Start of AVAILABLE DATA

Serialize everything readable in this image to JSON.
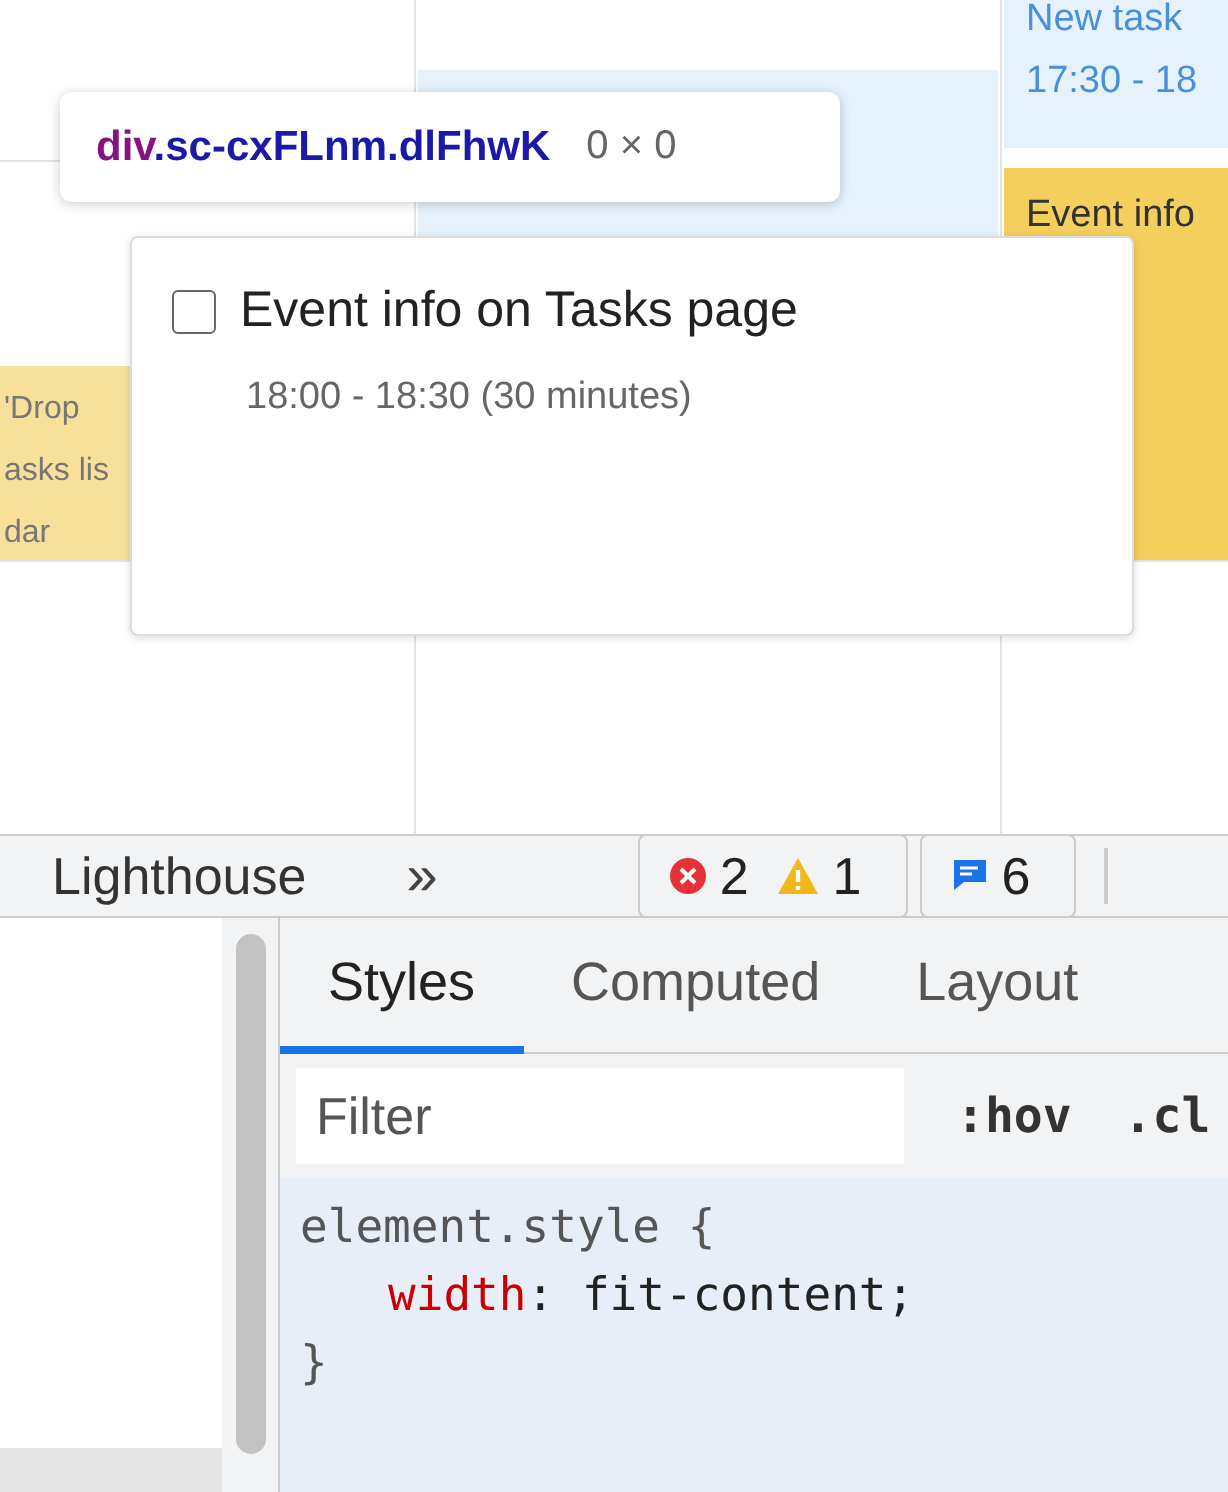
{
  "calendar": {
    "events": [
      {
        "kind": "task",
        "lines": [
          "New task",
          "17:30 - 18"
        ]
      },
      {
        "kind": "event",
        "lines": [
          "Event info"
        ]
      },
      {
        "kind": "event",
        "lines": [
          "'Drop",
          "asks lis",
          "dar"
        ]
      }
    ]
  },
  "inspector_tooltip": {
    "tag": "div",
    "classes": ".sc-cxFLnm.dlFhwK",
    "size": "0 × 0"
  },
  "event_popup": {
    "checked": false,
    "title": "Event info on Tasks page",
    "time": "18:00 - 18:30 (30 minutes)"
  },
  "devtools": {
    "toolbar": {
      "tab": "Lighthouse",
      "more": "»",
      "errors": "2",
      "warnings": "1",
      "messages": "6"
    },
    "tabs": [
      {
        "label": "Styles",
        "selected": true
      },
      {
        "label": "Computed",
        "selected": false
      },
      {
        "label": "Layout",
        "selected": false
      }
    ],
    "filter": {
      "placeholder": "Filter"
    },
    "buttons": [
      ":hov",
      ".cl"
    ],
    "rule": {
      "selector": "element.style {",
      "property": "width",
      "separator": ":",
      "value": "fit-content;",
      "close": "}"
    }
  }
}
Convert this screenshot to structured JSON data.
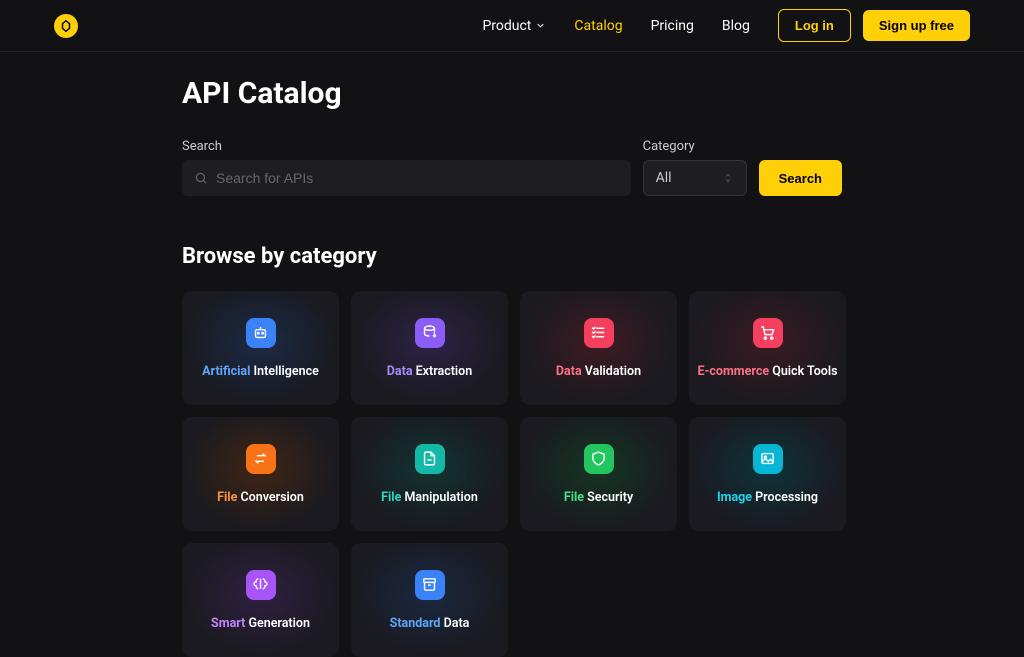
{
  "nav": {
    "items": [
      {
        "label": "Product",
        "dropdown": true
      },
      {
        "label": "Catalog",
        "active": true
      },
      {
        "label": "Pricing"
      },
      {
        "label": "Blog"
      }
    ],
    "login": "Log in",
    "signup": "Sign up free"
  },
  "page": {
    "title": "API Catalog",
    "search_label": "Search",
    "search_placeholder": "Search for APIs",
    "category_label": "Category",
    "category_value": "All",
    "search_btn": "Search",
    "browse_heading": "Browse by category"
  },
  "categories": [
    {
      "hl": "Artificial",
      "rest": " Intelligence",
      "icon": "bot"
    },
    {
      "hl": "Data",
      "rest": " Extraction",
      "icon": "db-export"
    },
    {
      "hl": "Data",
      "rest": " Validation",
      "icon": "checklist"
    },
    {
      "hl": "E-commerce",
      "rest": " Quick Tools",
      "icon": "cart"
    },
    {
      "hl": "File",
      "rest": " Conversion",
      "icon": "swap"
    },
    {
      "hl": "File",
      "rest": " Manipulation",
      "icon": "file-edit"
    },
    {
      "hl": "File",
      "rest": " Security",
      "icon": "shield"
    },
    {
      "hl": "Image",
      "rest": " Processing",
      "icon": "image"
    },
    {
      "hl": "Smart",
      "rest": " Generation",
      "icon": "brain"
    },
    {
      "hl": "Standard",
      "rest": " Data",
      "icon": "archive"
    }
  ]
}
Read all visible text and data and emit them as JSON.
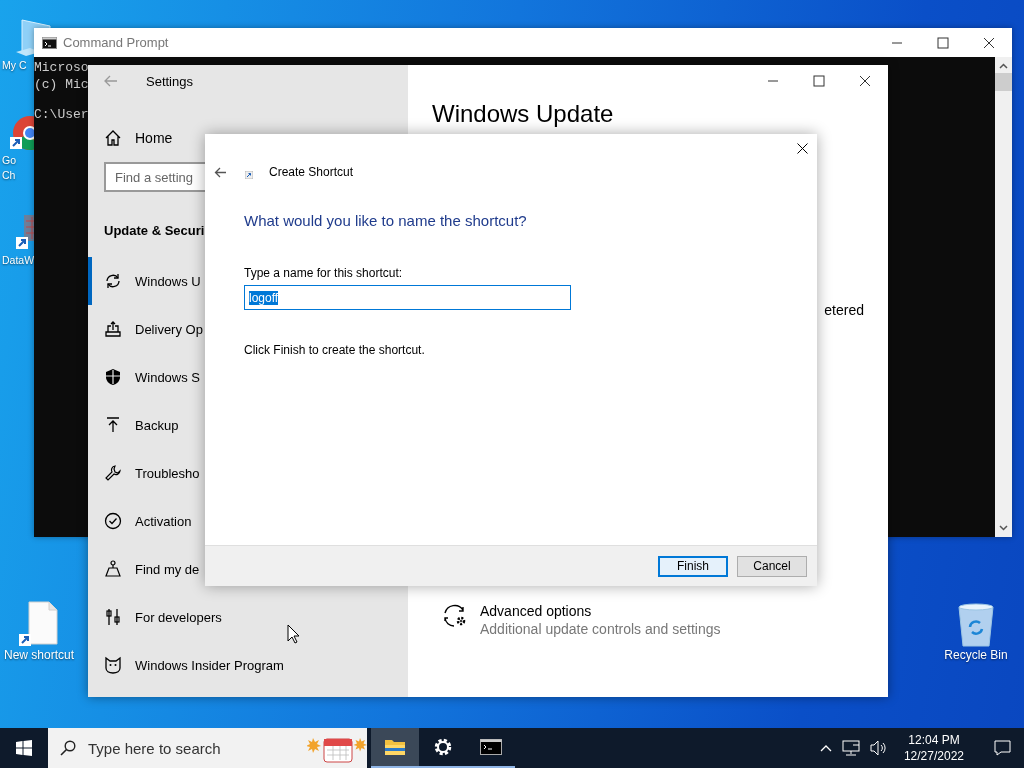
{
  "desktop_icons": [
    {
      "kind": "computer",
      "lines": [
        "My C"
      ]
    },
    {
      "kind": "browser",
      "lines": [
        "Go",
        "Ch"
      ]
    },
    {
      "kind": "data",
      "lines": [
        "DataW"
      ]
    },
    {
      "kind": "file",
      "lines": [
        "New shortcut"
      ]
    },
    {
      "kind": "recycle",
      "lines": [
        "Recycle Bin"
      ]
    }
  ],
  "command_prompt": {
    "title": "Command Prompt",
    "lines": [
      "Microso",
      "(c) Mic",
      "C:\\User"
    ]
  },
  "settings": {
    "title": "Settings",
    "home": "Home",
    "search": {
      "placeholder": "Find a setting"
    },
    "section": "Update & Securi",
    "nav_items": [
      {
        "kind": "sync",
        "label": "Windows U",
        "selected": true
      },
      {
        "kind": "delivery",
        "label": "Delivery Op",
        "selected": false
      },
      {
        "kind": "shield",
        "label": "Windows S",
        "selected": false
      },
      {
        "kind": "backup",
        "label": "Backup",
        "selected": false
      },
      {
        "kind": "wrench",
        "label": "Troublesho",
        "selected": false
      },
      {
        "kind": "check",
        "label": "Activation",
        "selected": false
      },
      {
        "kind": "person",
        "label": "Find my de",
        "selected": false
      },
      {
        "kind": "sliders",
        "label": "For developers",
        "selected": false
      },
      {
        "kind": "cat",
        "label": "Windows Insider Program",
        "selected": false
      }
    ],
    "heading": "Windows Update",
    "status_fragment": "etered",
    "advanced": {
      "title": "Advanced options",
      "subtitle": "Additional update controls and settings"
    }
  },
  "dialog": {
    "title": "Create Shortcut",
    "heading": "What would you like to name the shortcut?",
    "field_label": "Type a name for this shortcut:",
    "field_value": "logoff",
    "value_selected": true,
    "note": "Click Finish to create the shortcut.",
    "buttons": [
      {
        "label": "Finish",
        "default": true
      },
      {
        "label": "Cancel",
        "default": false
      }
    ]
  },
  "taskbar": {
    "search": {
      "placeholder": "Type here to search"
    },
    "apps": [
      {
        "kind": "folder",
        "selected": true,
        "open": true
      },
      {
        "kind": "gear",
        "selected": false,
        "open": true
      },
      {
        "kind": "terminal",
        "selected": false,
        "open": true
      }
    ],
    "time": "12:04 PM",
    "date": "12/27/2022"
  }
}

End of AVAILABLE DATA

* **EXERCISE GOAL**: Reproduce every line of the material precisely, omitting its pictures.

* **SOLUTION TO THIS PROBLEM**:
Serialize everything readable in this image to JSON.
{
  "calendar": {
    "events": [
      {
        "kind": "task",
        "lines": [
          "New task",
          "17:30 - 18"
        ]
      },
      {
        "kind": "event",
        "lines": [
          "Event info"
        ]
      },
      {
        "kind": "event",
        "lines": [
          "'Drop",
          "asks lis",
          "dar"
        ]
      }
    ]
  },
  "inspector_tooltip": {
    "tag": "div",
    "classes": ".sc-cxFLnm.dlFhwK",
    "size": "0 × 0"
  },
  "event_popup": {
    "checked": false,
    "title": "Event info on Tasks page",
    "time": "18:00 - 18:30 (30 minutes)"
  },
  "devtools": {
    "toolbar": {
      "tab": "Lighthouse",
      "more": "»",
      "errors": "2",
      "warnings": "1",
      "messages": "6"
    },
    "tabs": [
      {
        "label": "Styles",
        "selected": true
      },
      {
        "label": "Computed",
        "selected": false
      },
      {
        "label": "Layout",
        "selected": false
      }
    ],
    "filter": {
      "placeholder": "Filter"
    },
    "buttons": [
      ":hov",
      ".cl"
    ],
    "rule": {
      "selector": "element.style {",
      "property": "width",
      "separator": ":",
      "value": "fit-content;",
      "close": "}"
    }
  }
}
Convert this screenshot to structured JSON data.
{
  "nav": {
    "items": [
      {
        "label": "Product",
        "dropdown": true
      },
      {
        "label": "Catalog",
        "active": true
      },
      {
        "label": "Pricing"
      },
      {
        "label": "Blog"
      }
    ],
    "login": "Log in",
    "signup": "Sign up free"
  },
  "page": {
    "title": "API Catalog",
    "search_label": "Search",
    "search_placeholder": "Search for APIs",
    "category_label": "Category",
    "category_value": "All",
    "search_btn": "Search",
    "browse_heading": "Browse by category"
  },
  "categories": [
    {
      "hl": "Artificial",
      "rest": " Intelligence",
      "icon": "bot"
    },
    {
      "hl": "Data",
      "rest": " Extraction",
      "icon": "db-export"
    },
    {
      "hl": "Data",
      "rest": " Validation",
      "icon": "checklist"
    },
    {
      "hl": "E-commerce",
      "rest": " Quick Tools",
      "icon": "cart"
    },
    {
      "hl": "File",
      "rest": " Conversion",
      "icon": "swap"
    },
    {
      "hl": "File",
      "rest": " Manipulation",
      "icon": "file-edit"
    },
    {
      "hl": "File",
      "rest": " Security",
      "icon": "shield"
    },
    {
      "hl": "Image",
      "rest": " Processing",
      "icon": "image"
    },
    {
      "hl": "Smart",
      "rest": " Generation",
      "icon": "brain"
    },
    {
      "hl": "Standard",
      "rest": " Data",
      "icon": "archive"
    }
  ]
}
Read all visible text and data and emit them as JSON.
{
  "desktop_icons": [
    {
      "kind": "computer",
      "lines": [
        "My C"
      ]
    },
    {
      "kind": "browser",
      "lines": [
        "Go",
        "Ch"
      ]
    },
    {
      "kind": "data",
      "lines": [
        "DataW"
      ]
    },
    {
      "kind": "file",
      "lines": [
        "New shortcut"
      ]
    },
    {
      "kind": "recycle",
      "lines": [
        "Recycle Bin"
      ]
    }
  ],
  "command_prompt": {
    "title": "Command Prompt",
    "lines": [
      "Microso",
      "(c) Mic",
      "C:\\User"
    ]
  },
  "settings": {
    "title": "Settings",
    "home": "Home",
    "search": {
      "placeholder": "Find a setting"
    },
    "section": "Update & Securi",
    "nav_items": [
      {
        "kind": "sync",
        "label": "Windows U",
        "selected": true
      },
      {
        "kind": "delivery",
        "label": "Delivery Op",
        "selected": false
      },
      {
        "kind": "shield",
        "label": "Windows S",
        "selected": false
      },
      {
        "kind": "backup",
        "label": "Backup",
        "selected": false
      },
      {
        "kind": "wrench",
        "label": "Troublesho",
        "selected": false
      },
      {
        "kind": "check",
        "label": "Activation",
        "selected": false
      },
      {
        "kind": "person",
        "label": "Find my de",
        "selected": false
      },
      {
        "kind": "sliders",
        "label": "For developers",
        "selected": false
      },
      {
        "kind": "cat",
        "label": "Windows Insider Program",
        "selected": false
      }
    ],
    "heading": "Windows Update",
    "status_fragment": "etered",
    "advanced": {
      "title": "Advanced options",
      "subtitle": "Additional update controls and settings"
    }
  },
  "dialog": {
    "title": "Create Shortcut",
    "heading": "What would you like to name the shortcut?",
    "field_label": "Type a name for this shortcut:",
    "field_value": "logoff",
    "value_selected": true,
    "note": "Click Finish to create the shortcut.",
    "buttons": [
      {
        "label": "Finish",
        "default": true
      },
      {
        "label": "Cancel",
        "default": false
      }
    ]
  },
  "taskbar": {
    "search": {
      "placeholder": "Type here to search"
    },
    "apps": [
      {
        "kind": "folder",
        "selected": true,
        "open": true
      },
      {
        "kind": "gear",
        "selected": false,
        "open": true
      },
      {
        "kind": "terminal",
        "selected": false,
        "open": true
      }
    ],
    "time": "12:04 PM",
    "date": "12/27/2022"
  }
}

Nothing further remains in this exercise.